§ TEXT
Love Uncomplicated by Day Care

BOOKS

DANTE GABRIEL ROSSETTI by Alicia Craig Faxon, New York: Abbeville Press, 255 pp., $85

EVERY generation finds a way to tell itself the story of the Pre-Raphaelite Brotherhood (PRB). That short-lived fellowship of English Victorian artists contrived paintings - and antics - that still convey the utopian longings of modern society. At the center of the group, like a sun to its satellites, was the poet-painter, Dante Gabriel Rossetti.

Rossetti's looks and charisma were Byronic - and he knew it. While he longed for the chivalric world of chaste courtly love, he was nonetheless willing to live fully and passionately in this one.

In a familiar line, Rossetti wrote that a ``sonnet is a moment's monument,'' but his own monument is not his poetry or his painting, but the Rossetti legend, which like all legends enlarges in the retelling.

The wonder of Alicia Craig Faxon's book is that it manages to debunk many aspects of the legend while leaving intact the extravagant character of a man whose London home boasted a menagerie, inhabited at various times by kangaroos, a wallaby, a chameleon, a jackass, peacocks, parakeets, Chinese horned owls, a raven, a deer, a raccoon, and a Brahmin bull whose eyes reminded him of his mistress. But for the London climate, he would have had a lion.

Baptized Gabriel Charles Dante Rossetti in 1828, he later changed and rearranged his name, uniting Italy's renowned poet with the angel of the Annunciation. The Rossetti household swelled with earnest, if undisciplined, intellectual activity. Dante Gabriel, who spoke fluent Italian and English, passable French and German, a bit of Latin and some Greek, was immersed in literary studies from an early age. His father, an Italian expatriate, and his mother, a first-generation Englishwoman of Italian extraction, tutored their children at home and encouraged an interest in philosophy and the arts.

Dante Gabriel's early achievement as a painter pales beside his literary accomplishment. He wrote medieval-style romances at 12 and penned the first versions of his well-known poems, ``The Blessed Damozel'' and ``Jenny,'' when he was 18. Nevertheless, he made up his mind to become a painter and entered the Antique School of the Royal Academy late in 1845. Restless with his lack of progress and deeply bored with tiresome copying, he cut classes to write poetry and to study manuscripts in the British Museum.

Rather than remain in the Antique School, he eventually apprenticed himself to William Holman Hunt, a proficient student-painter only one year older than he was. In 1848, with Hunt and John Everett Millais, a precocious painter who later became one of England's most popular artists, Rossetti founded the Pre-Raphaelite Brotherhood. They were joined by several others.

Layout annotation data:
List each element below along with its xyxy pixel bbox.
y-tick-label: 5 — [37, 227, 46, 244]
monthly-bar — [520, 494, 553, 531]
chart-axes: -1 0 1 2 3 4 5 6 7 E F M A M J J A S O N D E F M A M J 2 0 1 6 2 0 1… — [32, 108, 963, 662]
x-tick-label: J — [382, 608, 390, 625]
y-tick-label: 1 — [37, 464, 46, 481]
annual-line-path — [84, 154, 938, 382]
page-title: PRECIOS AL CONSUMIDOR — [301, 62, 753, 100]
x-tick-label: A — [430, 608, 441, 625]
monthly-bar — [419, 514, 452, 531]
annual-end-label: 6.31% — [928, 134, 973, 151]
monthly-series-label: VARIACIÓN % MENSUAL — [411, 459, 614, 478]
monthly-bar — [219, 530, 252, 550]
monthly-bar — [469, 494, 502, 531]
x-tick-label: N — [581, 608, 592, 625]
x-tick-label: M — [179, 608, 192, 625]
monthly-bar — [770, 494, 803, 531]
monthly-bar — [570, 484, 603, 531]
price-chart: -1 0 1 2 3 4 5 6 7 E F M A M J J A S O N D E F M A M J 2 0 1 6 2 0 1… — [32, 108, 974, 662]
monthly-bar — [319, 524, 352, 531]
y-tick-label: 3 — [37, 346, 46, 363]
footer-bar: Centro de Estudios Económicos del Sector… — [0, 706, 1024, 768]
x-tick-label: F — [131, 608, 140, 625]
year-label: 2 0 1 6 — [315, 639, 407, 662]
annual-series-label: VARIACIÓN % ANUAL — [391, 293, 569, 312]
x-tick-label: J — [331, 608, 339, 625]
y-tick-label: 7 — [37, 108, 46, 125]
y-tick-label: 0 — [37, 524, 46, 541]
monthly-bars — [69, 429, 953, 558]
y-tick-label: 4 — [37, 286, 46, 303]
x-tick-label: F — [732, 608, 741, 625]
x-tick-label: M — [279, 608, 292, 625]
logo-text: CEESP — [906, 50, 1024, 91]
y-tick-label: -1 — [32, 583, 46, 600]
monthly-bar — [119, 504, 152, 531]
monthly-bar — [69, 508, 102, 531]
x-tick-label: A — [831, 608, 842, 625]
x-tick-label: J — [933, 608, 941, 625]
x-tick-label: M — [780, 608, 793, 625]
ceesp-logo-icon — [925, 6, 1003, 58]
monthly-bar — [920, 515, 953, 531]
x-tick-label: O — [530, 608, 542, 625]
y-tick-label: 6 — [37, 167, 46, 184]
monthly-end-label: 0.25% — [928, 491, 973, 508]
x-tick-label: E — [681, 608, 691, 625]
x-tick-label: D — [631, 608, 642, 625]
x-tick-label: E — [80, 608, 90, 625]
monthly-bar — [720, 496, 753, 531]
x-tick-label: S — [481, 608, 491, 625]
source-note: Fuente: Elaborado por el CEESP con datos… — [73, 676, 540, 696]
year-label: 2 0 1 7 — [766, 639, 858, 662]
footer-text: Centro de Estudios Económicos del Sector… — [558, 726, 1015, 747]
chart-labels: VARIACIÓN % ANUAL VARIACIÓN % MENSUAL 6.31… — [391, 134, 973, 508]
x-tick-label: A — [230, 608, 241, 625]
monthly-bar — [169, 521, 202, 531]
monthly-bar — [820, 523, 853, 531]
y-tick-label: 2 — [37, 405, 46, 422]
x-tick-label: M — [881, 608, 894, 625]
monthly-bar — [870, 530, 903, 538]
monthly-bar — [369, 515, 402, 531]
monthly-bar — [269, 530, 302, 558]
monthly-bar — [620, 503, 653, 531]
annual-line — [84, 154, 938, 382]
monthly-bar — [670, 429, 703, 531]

§ WRITTEN EXERCISE 1
Rewrite the part of the Rossetti review between "DANTE GABRIEL ROSSETTI by" and "in this one.", inclusive, putting "planets" in place of "satellites".
§ WRITTEN EXERCISE 2
Translate this sentence from the Rossetti review into Spanish: "But for the London climate, he would have had a lion."
§ WRITTEN EXERCISE 3
Write the next part of the Rossetti review, picking up after its last sentence.

§ WRITTEN REPLY 1
DANTE GABRIEL ROSSETTI by Alicia Craig Faxon, New York: Abbeville Press, 255 pp., $85

EVERY generation finds a way to tell itself the story of the Pre-Raphaelite Brotherhood (PRB). That short-lived fellowship of English Victorian artists contrived paintings - and antics - that still convey the utopian longings of modern society. At the center of the group, like a sun to its planets, was the poet-painter, Dante Gabriel Rossetti.

Rossetti's looks and charisma were Byronic - and he knew it. While he longed for the chivalric world of chaste courtly love, he was nonetheless willing to live fully and passionately in this one.

§ WRITTEN REPLY 2
De no ser por el clima de Londres, habría tenido un león.

§ WRITTEN REPLY 3
The aims of the brotherhood were intoxicatingly vague: They wanted only ``genuine ideas to express,'' and would ``study Nature ... so as to know how to express them.'' They pledged ``to produce thoroughly good pictures and statues.'' Today, it is difficult to see how this platitudinous list could have been self-consciously avant-garde and antiestablishment. Still, the first paintings produced by the PRB articulated moral and social crises beyond the reach of academicism.

The year of the PRB's founding, 1848, witnessed revolutions in most European countries. At home, the urban landscape was smeared with poverty, pollution, prostitution, unemployment, and forced emigration. Some in the brotherhood dealt with these problems directly, but many of Rossetti's early works took up Biblical subjects to demonstrate a path to spiritual renewal.

Not surprisingly, Rossetti also looked to Dante for subject matter, and he took up the poet's love lyrics, which he had translated as a young man. The conjunction of Dante's verse and Rossetti's paintings was probably occasioned by his relationship with Elizabeth Siddal, a milliner's assistant, whose flowing auburn hair, blue-gray eyes, and bee-stung lips set off her disturbing pallor. Lizzie became ``Guggums'' to the PRB, but she was Beatrice, the beloved of Dante, to Rossetti. And she was Guinevere, Francesca da Rimini, the Lady of Shalott, Mariana in the noted grange, Princess Sabra, and a host of swooning medieval ladies who died for love, or looked as if they might. When Elizabeth Siddal Rossetti passed on in 1862 (they married after what the Victorians decorously called a long engagement), Rossetti buried the only complete copy of his poems with her.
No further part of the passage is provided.